REQUEST:
Go through the entries below and print each one exactly, leaving out pictures.

___ MATERIAL FOR THE TASK

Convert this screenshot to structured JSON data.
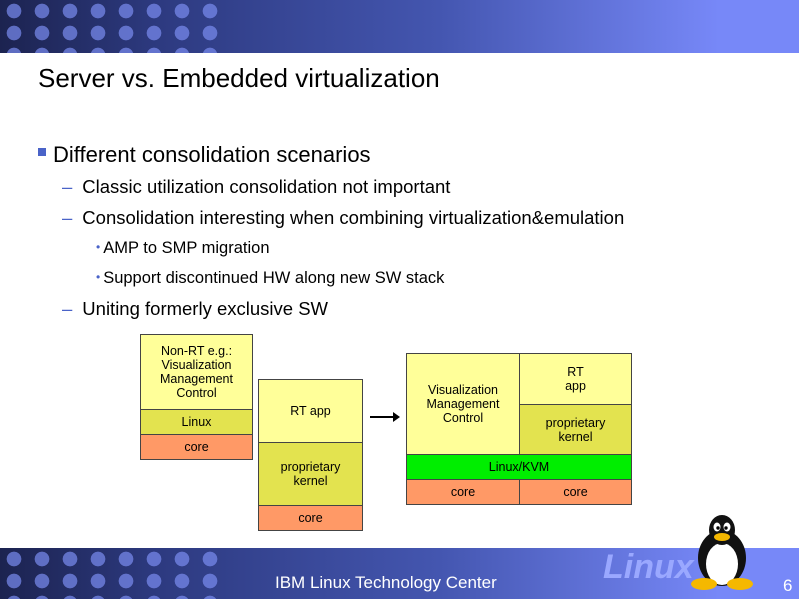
{
  "title": "Server vs. Embedded virtualization",
  "bullets": {
    "l1": "Different consolidation scenarios",
    "a": "Classic utilization consolidation not important",
    "b": "Consolidation interesting when combining virtualization&emulation",
    "b1": "AMP to SMP migration",
    "b2": "Support discontinued HW along new SW stack",
    "c": "Uniting formerly exclusive SW"
  },
  "diagram": {
    "left": {
      "app": "Non-RT e.g.: Visualization Management Control",
      "os": "Linux",
      "hw": "core"
    },
    "middle": {
      "app": "RT app",
      "os": "proprietary kernel",
      "hw": "core"
    },
    "right": {
      "app1": "Visualization Management Control",
      "app2": "RT app",
      "os2": "proprietary kernel",
      "hyp": "Linux/KVM",
      "hw1": "core",
      "hw2": "core"
    },
    "colors": {
      "app": "#ffff99",
      "os": "#e3e34f",
      "core": "#ff9966",
      "hypervisor": "#00ee00"
    }
  },
  "footer": {
    "text": "IBM Linux Technology Center",
    "logo": "Linux",
    "page": "6"
  }
}
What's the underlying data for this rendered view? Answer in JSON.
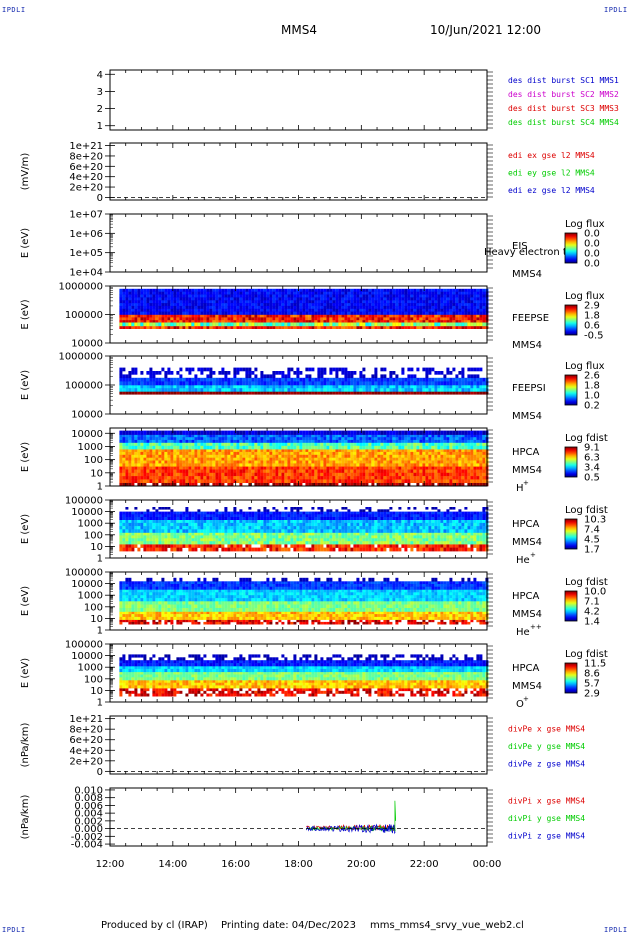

______

RESPONSE:
Convert this screenshot to structured JSON data.
{
  "title": "Server vs. Embedded virtualization",
  "bullets": {
    "l1": "Different consolidation scenarios",
    "a": "Classic utilization consolidation not important",
    "b": "Consolidation interesting when combining virtualization&emulation",
    "b1": "AMP to SMP migration",
    "b2": "Support discontinued HW along new SW stack",
    "c": "Uniting formerly exclusive SW"
  },
  "diagram": {
    "left": {
      "app": "Non-RT e.g.: Visualization Management Control",
      "os": "Linux",
      "hw": "core"
    },
    "middle": {
      "app": "RT app",
      "os": "proprietary kernel",
      "hw": "core"
    },
    "right": {
      "app1": "Visualization Management Control",
      "app2": "RT app",
      "os2": "proprietary kernel",
      "hyp": "Linux/KVM",
      "hw1": "core",
      "hw2": "core"
    },
    "colors": {
      "app": "#ffff99",
      "os": "#e3e34f",
      "core": "#ff9966",
      "hypervisor": "#00ee00"
    }
  },
  "footer": {
    "text": "IBM Linux Technology Center",
    "logo": "Linux",
    "page": "6"
  }
}
What's the underlying data for this rendered view? Answer in JSON.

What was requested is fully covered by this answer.